> [TEXTO PARA LEITURA]:

Cortar salários, despedir ou aumentar impostos?

Rui Rocha, 17.10.11

O editorial de Pedro Santos Guerreiro publicado hoje no Jornal de Negócios é bem o exemplo da desorientação em que estamos. Mesmo os mais lúcidos de entre nós tendem a acordar cada vez mais baralhados. Antes de mais, convém salientar que PSG não questiona a necessidade de assegurar o resultado das medidas: Não havia alternativa a medidas com este alcance.

 

Para além disso, PSG reconhece a necessidade de diminuir o número de funcionários públicos: Seria estrategicamente melhor para o Estado ter feito um despedimento do que este corte cego. Os custos sociais, no entanto, seriam impraticáveis, tendo em conta o desemprego.

 

Todavia, aqui chegado, PSG discorda do caminho adoptado no Orçamento de Estado para 2012. Melhor seria, diz, que em lugar de cortar a remuneração dos funcionários públicos, se tivesse optado por um imposto extraordinário sobre o rendimento e o património. Isto porque os cortes na função pública terão uma consequência nefasta: os melhores tenderão a trocar o sector público pelo sector privado ficando no Estado apenas a "má administração", integrada pelos funcionários improdutivos. Esses que, apesar de poderem até ter remunerações mais baixas, são comparativamente mais caros precisamente por serem improdutivos.

> [TAREFA INDICADA 1]: Converta numa tabela Markdown, com as colunas Número e Linha, os registos desde o início até à linha que contém "skill-item: • home", inclusive, omitindo as linhas em branco.
Os registos não têm qualquer relação com o texto.

> [REGISTOS A PROCESSAR]:

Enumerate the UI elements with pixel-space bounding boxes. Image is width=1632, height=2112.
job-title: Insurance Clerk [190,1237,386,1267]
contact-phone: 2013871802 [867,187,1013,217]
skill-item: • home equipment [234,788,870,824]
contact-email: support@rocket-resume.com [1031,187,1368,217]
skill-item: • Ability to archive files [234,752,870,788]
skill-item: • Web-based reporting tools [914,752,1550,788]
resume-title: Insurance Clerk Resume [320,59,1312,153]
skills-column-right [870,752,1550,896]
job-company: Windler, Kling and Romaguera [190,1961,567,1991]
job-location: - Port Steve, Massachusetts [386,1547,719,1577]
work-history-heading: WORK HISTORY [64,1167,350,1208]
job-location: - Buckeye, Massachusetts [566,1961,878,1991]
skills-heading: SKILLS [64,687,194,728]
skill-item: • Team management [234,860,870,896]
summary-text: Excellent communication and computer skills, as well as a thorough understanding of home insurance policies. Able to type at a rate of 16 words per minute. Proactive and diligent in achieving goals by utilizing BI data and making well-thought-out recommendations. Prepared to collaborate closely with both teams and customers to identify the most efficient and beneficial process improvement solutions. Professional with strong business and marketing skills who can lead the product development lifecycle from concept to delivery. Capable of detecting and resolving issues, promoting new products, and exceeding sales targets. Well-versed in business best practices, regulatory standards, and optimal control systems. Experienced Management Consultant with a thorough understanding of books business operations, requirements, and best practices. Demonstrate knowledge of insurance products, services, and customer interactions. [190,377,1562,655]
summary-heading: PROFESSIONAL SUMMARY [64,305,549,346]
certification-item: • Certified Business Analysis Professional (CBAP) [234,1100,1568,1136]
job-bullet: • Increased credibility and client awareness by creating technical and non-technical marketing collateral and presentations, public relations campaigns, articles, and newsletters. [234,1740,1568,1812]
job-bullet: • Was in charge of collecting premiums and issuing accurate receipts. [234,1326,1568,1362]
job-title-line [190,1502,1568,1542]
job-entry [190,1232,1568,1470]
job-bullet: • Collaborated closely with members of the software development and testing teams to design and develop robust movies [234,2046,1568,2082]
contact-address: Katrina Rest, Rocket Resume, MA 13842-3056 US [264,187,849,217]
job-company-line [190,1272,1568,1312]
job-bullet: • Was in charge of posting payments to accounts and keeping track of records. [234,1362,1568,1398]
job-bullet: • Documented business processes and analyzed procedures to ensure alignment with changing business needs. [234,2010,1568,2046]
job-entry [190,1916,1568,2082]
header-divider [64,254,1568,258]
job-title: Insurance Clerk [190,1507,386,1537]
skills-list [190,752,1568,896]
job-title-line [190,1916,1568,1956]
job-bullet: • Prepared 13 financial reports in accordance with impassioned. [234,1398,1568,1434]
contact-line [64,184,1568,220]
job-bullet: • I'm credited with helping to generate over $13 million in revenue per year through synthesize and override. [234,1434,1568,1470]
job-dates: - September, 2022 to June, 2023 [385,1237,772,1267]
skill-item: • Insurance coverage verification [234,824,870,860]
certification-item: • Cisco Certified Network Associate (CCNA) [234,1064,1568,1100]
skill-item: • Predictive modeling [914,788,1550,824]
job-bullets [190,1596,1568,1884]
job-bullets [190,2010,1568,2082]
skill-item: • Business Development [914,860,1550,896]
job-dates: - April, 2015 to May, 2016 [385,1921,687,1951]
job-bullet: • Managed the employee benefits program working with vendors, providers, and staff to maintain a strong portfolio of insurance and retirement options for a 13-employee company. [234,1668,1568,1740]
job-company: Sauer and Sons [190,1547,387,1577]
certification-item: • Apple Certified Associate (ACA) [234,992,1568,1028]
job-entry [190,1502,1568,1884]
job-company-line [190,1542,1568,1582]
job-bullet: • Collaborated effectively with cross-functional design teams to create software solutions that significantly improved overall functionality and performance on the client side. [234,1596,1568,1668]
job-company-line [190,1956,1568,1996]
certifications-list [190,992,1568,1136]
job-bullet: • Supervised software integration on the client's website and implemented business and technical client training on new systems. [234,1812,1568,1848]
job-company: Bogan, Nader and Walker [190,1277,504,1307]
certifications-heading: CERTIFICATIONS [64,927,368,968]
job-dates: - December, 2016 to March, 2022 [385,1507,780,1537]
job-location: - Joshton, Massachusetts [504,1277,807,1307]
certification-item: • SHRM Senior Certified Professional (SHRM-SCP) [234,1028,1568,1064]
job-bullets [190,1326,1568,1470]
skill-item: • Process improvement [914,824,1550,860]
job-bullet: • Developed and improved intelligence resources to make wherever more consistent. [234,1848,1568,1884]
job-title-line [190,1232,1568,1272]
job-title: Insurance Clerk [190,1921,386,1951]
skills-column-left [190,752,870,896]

> [TAREFA INDICADA 2]: Reproduza sem alterações o trecho do texto sobre cortes salariais que vai de "Para além disso, PSG" até "conta o desemprego.", inclusive.

> [RESPOSTA COMPLETA 1]:
| Número | Linha |
|---|---|
| 1 | Enumerate the UI elements with pixel-space bounding boxes. Image is width=1632, height=2112. |
| 2 | job-title: Insurance Clerk [190,1237,386,1267] |
| 3 | contact-phone: 2013871802 [867,187,1013,217] |
| 4 | skill-item: • home equipment [234,788,870,824] |

> [RESPOSTA COMPLETA 2]:
Para além disso, PSG reconhece a necessidade de diminuir o número de funcionários públicos: Seria estrategicamente melhor para o Estado ter feito um despedimento do que este corte cego. Os custos sociais, no entanto, seriam impraticáveis, tendo em conta o desemprego.